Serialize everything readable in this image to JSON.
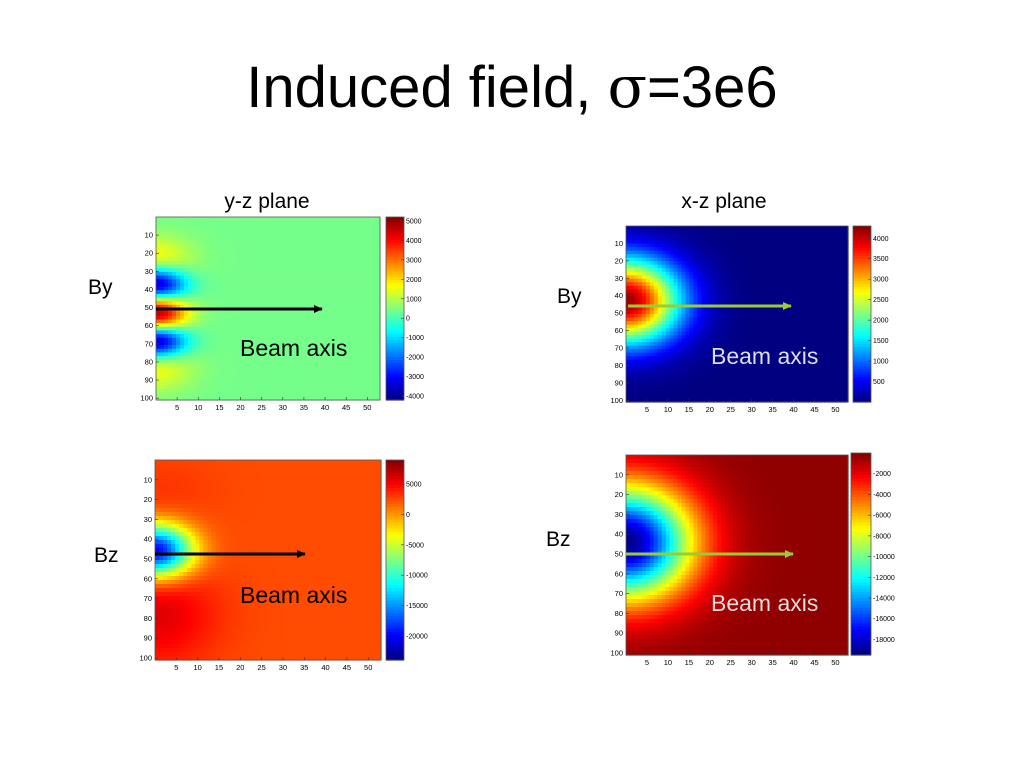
{
  "slide": {
    "title_prefix": "Induced field, ",
    "title_symbol": "σ",
    "title_suffix": "=3e6",
    "col_labels": [
      "y-z plane",
      "x-z plane"
    ],
    "row_labels": [
      "By",
      "By",
      "Bz",
      "Bz"
    ],
    "beam_label": "Beam axis",
    "colors": {
      "arrow_left": "#000000",
      "arrow_right": "#9acd32",
      "beam_text_right": "#dddddd"
    }
  },
  "chart_data": [
    {
      "type": "heatmap",
      "name": "yz-by",
      "x_ticks": [
        5,
        10,
        15,
        20,
        25,
        30,
        35,
        40,
        45,
        50
      ],
      "xlim": [
        0,
        53
      ],
      "y_ticks": [
        10,
        20,
        30,
        40,
        50,
        60,
        70,
        80,
        90,
        100
      ],
      "ylim": [
        0,
        101
      ],
      "colorbar_ticks": [
        5000,
        4000,
        3000,
        2000,
        1000,
        0,
        -1000,
        -2000,
        -3000,
        -4000
      ],
      "clim": [
        -4200,
        5200
      ],
      "background": 400,
      "sources": [
        {
          "amp": 5200,
          "x0": 0,
          "y0": 53,
          "sx": 5,
          "sy": 8
        },
        {
          "amp": -5000,
          "x0": 0,
          "y0": 38,
          "sx": 5,
          "sy": 7
        },
        {
          "amp": -5000,
          "x0": 0,
          "y0": 68,
          "sx": 5,
          "sy": 7
        },
        {
          "amp": 1400,
          "x0": 0,
          "y0": 24,
          "sx": 6,
          "sy": 9
        },
        {
          "amp": 1400,
          "x0": 0,
          "y0": 82,
          "sx": 6,
          "sy": 9
        }
      ]
    },
    {
      "type": "heatmap",
      "name": "xz-by",
      "x_ticks": [
        5,
        10,
        15,
        20,
        25,
        30,
        35,
        40,
        45,
        50
      ],
      "xlim": [
        0,
        53
      ],
      "y_ticks": [
        10,
        20,
        30,
        40,
        50,
        60,
        70,
        80,
        90,
        100
      ],
      "ylim": [
        0,
        101
      ],
      "colorbar_ticks": [
        4000,
        3500,
        3000,
        2500,
        2000,
        1500,
        1000,
        500
      ],
      "clim": [
        0,
        4300
      ],
      "background": 0,
      "sources": [
        {
          "amp": 4200,
          "x0": 0,
          "y0": 43,
          "sx": 9,
          "sy": 17
        }
      ]
    },
    {
      "type": "heatmap",
      "name": "yz-bz",
      "x_ticks": [
        5,
        10,
        15,
        20,
        25,
        30,
        35,
        40,
        45,
        50
      ],
      "xlim": [
        0,
        53
      ],
      "y_ticks": [
        10,
        20,
        30,
        40,
        50,
        60,
        70,
        80,
        90,
        100
      ],
      "ylim": [
        0,
        101
      ],
      "colorbar_ticks": [
        5000,
        0,
        -5000,
        -10000,
        -15000,
        -20000
      ],
      "clim": [
        -24000,
        9000
      ],
      "background": 2400,
      "sources": [
        {
          "amp": -23000,
          "x0": 0,
          "y0": 46,
          "sx": 6,
          "sy": 9
        },
        {
          "amp": 3500,
          "x0": 0,
          "y0": 78,
          "sx": 10,
          "sy": 18
        },
        {
          "amp": 800,
          "x0": 0,
          "y0": 15,
          "sx": 10,
          "sy": 12
        }
      ]
    },
    {
      "type": "heatmap",
      "name": "xz-bz",
      "x_ticks": [
        5,
        10,
        15,
        20,
        25,
        30,
        35,
        40,
        45,
        50
      ],
      "xlim": [
        0,
        53
      ],
      "y_ticks": [
        10,
        20,
        30,
        40,
        50,
        60,
        70,
        80,
        90,
        100
      ],
      "ylim": [
        0,
        101
      ],
      "colorbar_ticks": [
        -2000,
        -4000,
        -6000,
        -8000,
        -10000,
        -12000,
        -14000,
        -16000,
        -18000
      ],
      "clim": [
        -19500,
        0
      ],
      "background": -300,
      "sources": [
        {
          "amp": -19000,
          "x0": 0,
          "y0": 44,
          "sx": 11,
          "sy": 20
        }
      ]
    }
  ]
}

+++

# Aim of the exercise
Repeat each entry exactly as given; no pictures belong in the copy.

# Output for this exercise
Serialize everything readable in this image to JSON.
{
  "slide": {
    "title_prefix": "Induced field, ",
    "title_symbol": "σ",
    "title_suffix": "=3e6",
    "col_labels": [
      "y-z plane",
      "x-z plane"
    ],
    "row_labels": [
      "By",
      "By",
      "Bz",
      "Bz"
    ],
    "beam_label": "Beam axis",
    "colors": {
      "arrow_left": "#000000",
      "arrow_right": "#9acd32",
      "beam_text_right": "#dddddd"
    }
  },
  "chart_data": [
    {
      "type": "heatmap",
      "name": "yz-by",
      "x_ticks": [
        5,
        10,
        15,
        20,
        25,
        30,
        35,
        40,
        45,
        50
      ],
      "xlim": [
        0,
        53
      ],
      "y_ticks": [
        10,
        20,
        30,
        40,
        50,
        60,
        70,
        80,
        90,
        100
      ],
      "ylim": [
        0,
        101
      ],
      "colorbar_ticks": [
        5000,
        4000,
        3000,
        2000,
        1000,
        0,
        -1000,
        -2000,
        -3000,
        -4000
      ],
      "clim": [
        -4200,
        5200
      ],
      "background": 400,
      "sources": [
        {
          "amp": 5200,
          "x0": 0,
          "y0": 53,
          "sx": 5,
          "sy": 8
        },
        {
          "amp": -5000,
          "x0": 0,
          "y0": 38,
          "sx": 5,
          "sy": 7
        },
        {
          "amp": -5000,
          "x0": 0,
          "y0": 68,
          "sx": 5,
          "sy": 7
        },
        {
          "amp": 1400,
          "x0": 0,
          "y0": 24,
          "sx": 6,
          "sy": 9
        },
        {
          "amp": 1400,
          "x0": 0,
          "y0": 82,
          "sx": 6,
          "sy": 9
        }
      ]
    },
    {
      "type": "heatmap",
      "name": "xz-by",
      "x_ticks": [
        5,
        10,
        15,
        20,
        25,
        30,
        35,
        40,
        45,
        50
      ],
      "xlim": [
        0,
        53
      ],
      "y_ticks": [
        10,
        20,
        30,
        40,
        50,
        60,
        70,
        80,
        90,
        100
      ],
      "ylim": [
        0,
        101
      ],
      "colorbar_ticks": [
        4000,
        3500,
        3000,
        2500,
        2000,
        1500,
        1000,
        500
      ],
      "clim": [
        0,
        4300
      ],
      "background": 0,
      "sources": [
        {
          "amp": 4200,
          "x0": 0,
          "y0": 43,
          "sx": 9,
          "sy": 17
        }
      ]
    },
    {
      "type": "heatmap",
      "name": "yz-bz",
      "x_ticks": [
        5,
        10,
        15,
        20,
        25,
        30,
        35,
        40,
        45,
        50
      ],
      "xlim": [
        0,
        53
      ],
      "y_ticks": [
        10,
        20,
        30,
        40,
        50,
        60,
        70,
        80,
        90,
        100
      ],
      "ylim": [
        0,
        101
      ],
      "colorbar_ticks": [
        5000,
        0,
        -5000,
        -10000,
        -15000,
        -20000
      ],
      "clim": [
        -24000,
        9000
      ],
      "background": 2400,
      "sources": [
        {
          "amp": -23000,
          "x0": 0,
          "y0": 46,
          "sx": 6,
          "sy": 9
        },
        {
          "amp": 3500,
          "x0": 0,
          "y0": 78,
          "sx": 10,
          "sy": 18
        },
        {
          "amp": 800,
          "x0": 0,
          "y0": 15,
          "sx": 10,
          "sy": 12
        }
      ]
    },
    {
      "type": "heatmap",
      "name": "xz-bz",
      "x_ticks": [
        5,
        10,
        15,
        20,
        25,
        30,
        35,
        40,
        45,
        50
      ],
      "xlim": [
        0,
        53
      ],
      "y_ticks": [
        10,
        20,
        30,
        40,
        50,
        60,
        70,
        80,
        90,
        100
      ],
      "ylim": [
        0,
        101
      ],
      "colorbar_ticks": [
        -2000,
        -4000,
        -6000,
        -8000,
        -10000,
        -12000,
        -14000,
        -16000,
        -18000
      ],
      "clim": [
        -19500,
        0
      ],
      "background": -300,
      "sources": [
        {
          "amp": -19000,
          "x0": 0,
          "y0": 44,
          "sx": 11,
          "sy": 20
        }
      ]
    }
  ]
}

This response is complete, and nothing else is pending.